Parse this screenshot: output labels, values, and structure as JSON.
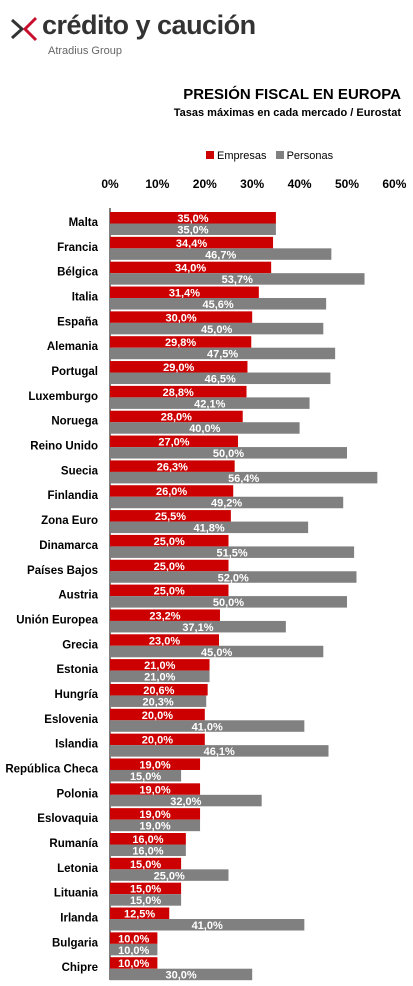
{
  "brand": {
    "name": "crédito y caución",
    "sub": "Atradius Group",
    "mark_color": "#c8102e"
  },
  "chart_data": {
    "type": "bar",
    "orientation": "horizontal",
    "title": "PRESIÓN FISCAL EN EUROPA",
    "subtitle": "Tasas máximas  en cada  mercado / Eurostat",
    "xlim": [
      0,
      60
    ],
    "ticks": [
      "0%",
      "10%",
      "20%",
      "30%",
      "40%",
      "50%",
      "60%"
    ],
    "legend_position": "top",
    "categories": [
      "Malta",
      "Francia",
      "Bélgica",
      "Italia",
      "España",
      "Alemania",
      "Portugal",
      "Luxemburgo",
      "Noruega",
      "Reino Unido",
      "Suecia",
      "Finlandia",
      "Zona Euro",
      "Dinamarca",
      "Países Bajos",
      "Austria",
      "Unión Europea",
      "Grecia",
      "Estonia",
      "Hungría",
      "Eslovenia",
      "Islandia",
      "República Checa",
      "Polonia",
      "Eslovaquia",
      "Rumanía",
      "Letonia",
      "Lituania",
      "Irlanda",
      "Bulgaria",
      "Chipre"
    ],
    "series": [
      {
        "name": "Empresas",
        "color": "#cc0000",
        "values": [
          35.0,
          34.4,
          34.0,
          31.4,
          30.0,
          29.8,
          29.0,
          28.8,
          28.0,
          27.0,
          26.3,
          26.0,
          25.5,
          25.0,
          25.0,
          25.0,
          23.2,
          23.0,
          21.0,
          20.6,
          20.0,
          20.0,
          19.0,
          19.0,
          19.0,
          16.0,
          15.0,
          15.0,
          12.5,
          10.0,
          10.0
        ],
        "labels": [
          "35,0%",
          "34,4%",
          "34,0%",
          "31,4%",
          "30,0%",
          "29,8%",
          "29,0%",
          "28,8%",
          "28,0%",
          "27,0%",
          "26,3%",
          "26,0%",
          "25,5%",
          "25,0%",
          "25,0%",
          "25,0%",
          "23,2%",
          "23,0%",
          "21,0%",
          "20,6%",
          "20,0%",
          "20,0%",
          "19,0%",
          "19,0%",
          "19,0%",
          "16,0%",
          "15,0%",
          "15,0%",
          "12,5%",
          "10,0%",
          "10,0%"
        ]
      },
      {
        "name": "Personas",
        "color": "#808080",
        "values": [
          35.0,
          46.7,
          53.7,
          45.6,
          45.0,
          47.5,
          46.5,
          42.1,
          40.0,
          50.0,
          56.4,
          49.2,
          41.8,
          51.5,
          52.0,
          50.0,
          37.1,
          45.0,
          21.0,
          20.3,
          41.0,
          46.1,
          15.0,
          32.0,
          19.0,
          16.0,
          25.0,
          15.0,
          41.0,
          10.0,
          30.0
        ],
        "labels": [
          "35,0%",
          "46,7%",
          "53,7%",
          "45,6%",
          "45,0%",
          "47,5%",
          "46,5%",
          "42,1%",
          "40,0%",
          "50,0%",
          "56,4%",
          "49,2%",
          "41,8%",
          "51,5%",
          "52,0%",
          "50,0%",
          "37,1%",
          "45,0%",
          "21,0%",
          "20,3%",
          "41,0%",
          "46,1%",
          "15,0%",
          "32,0%",
          "19,0%",
          "16,0%",
          "25,0%",
          "15,0%",
          "41,0%",
          "10,0%",
          "30,0%"
        ]
      }
    ]
  }
}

* * * *

Work through the data and report how many of its lines hold the word "name", giving only the figure.

3